-- START --

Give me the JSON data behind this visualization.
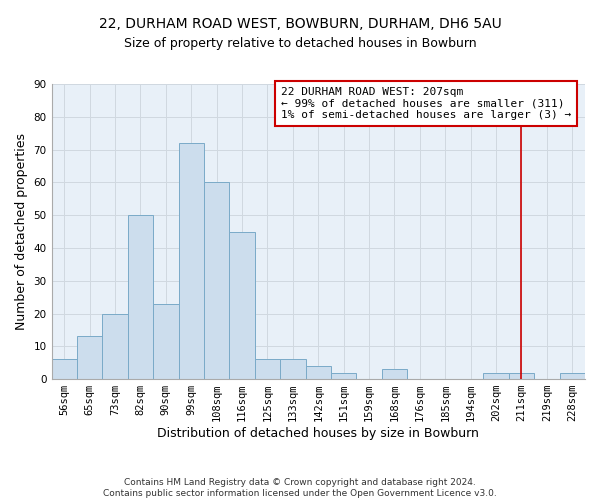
{
  "title": "22, DURHAM ROAD WEST, BOWBURN, DURHAM, DH6 5AU",
  "subtitle": "Size of property relative to detached houses in Bowburn",
  "xlabel": "Distribution of detached houses by size in Bowburn",
  "ylabel": "Number of detached properties",
  "bar_labels": [
    "56sqm",
    "65sqm",
    "73sqm",
    "82sqm",
    "90sqm",
    "99sqm",
    "108sqm",
    "116sqm",
    "125sqm",
    "133sqm",
    "142sqm",
    "151sqm",
    "159sqm",
    "168sqm",
    "176sqm",
    "185sqm",
    "194sqm",
    "202sqm",
    "211sqm",
    "219sqm",
    "228sqm"
  ],
  "bar_values": [
    6,
    13,
    20,
    50,
    23,
    72,
    60,
    45,
    6,
    6,
    4,
    2,
    0,
    3,
    0,
    0,
    0,
    2,
    2,
    0,
    2
  ],
  "bar_color": "#ccdded",
  "bar_edge_color": "#7aaac8",
  "vline_x_idx": 18,
  "vline_color": "#cc0000",
  "annotation_box_text": "22 DURHAM ROAD WEST: 207sqm\n← 99% of detached houses are smaller (311)\n1% of semi-detached houses are larger (3) →",
  "annotation_box_color": "#cc0000",
  "annotation_box_fill": "#ffffff",
  "ylim": [
    0,
    90
  ],
  "yticks": [
    0,
    10,
    20,
    30,
    40,
    50,
    60,
    70,
    80,
    90
  ],
  "footer_text": "Contains HM Land Registry data © Crown copyright and database right 2024.\nContains public sector information licensed under the Open Government Licence v3.0.",
  "grid_color": "#d0d8e0",
  "bg_color": "#ffffff",
  "plot_bg_color": "#e8f0f8",
  "title_fontsize": 10,
  "subtitle_fontsize": 9,
  "axis_label_fontsize": 9,
  "tick_fontsize": 7.5,
  "annotation_fontsize": 8,
  "footer_fontsize": 6.5
}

-- END --

_Task brief:_
Consider the entries above and return each line with the string "data".

_Correct answer:_
Give me the JSON data behind this visualization.
  "footer_text": "Contains HM Land Registry data © Crown copyright and database right 2024.\nContains public sector information licensed under the Open Government Licence v3.0.",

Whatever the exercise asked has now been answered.